==== INFORMATION SHOWN ====

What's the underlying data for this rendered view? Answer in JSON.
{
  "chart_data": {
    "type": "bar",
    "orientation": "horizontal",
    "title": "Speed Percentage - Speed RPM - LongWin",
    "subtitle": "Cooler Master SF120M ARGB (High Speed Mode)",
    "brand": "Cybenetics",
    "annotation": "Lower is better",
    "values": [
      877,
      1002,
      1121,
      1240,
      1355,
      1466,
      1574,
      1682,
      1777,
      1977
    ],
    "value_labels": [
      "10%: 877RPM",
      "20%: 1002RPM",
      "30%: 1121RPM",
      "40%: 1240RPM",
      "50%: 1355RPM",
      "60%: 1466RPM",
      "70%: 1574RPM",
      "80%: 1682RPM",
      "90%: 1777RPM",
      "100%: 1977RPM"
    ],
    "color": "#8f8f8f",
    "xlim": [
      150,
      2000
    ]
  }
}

====

Identify every line where the string "Speed" appears.

    "title": "Speed Percentage - Speed RPM - LongWin",
    "subtitle": "Cooler Master SF120M ARGB (High Speed Mode)",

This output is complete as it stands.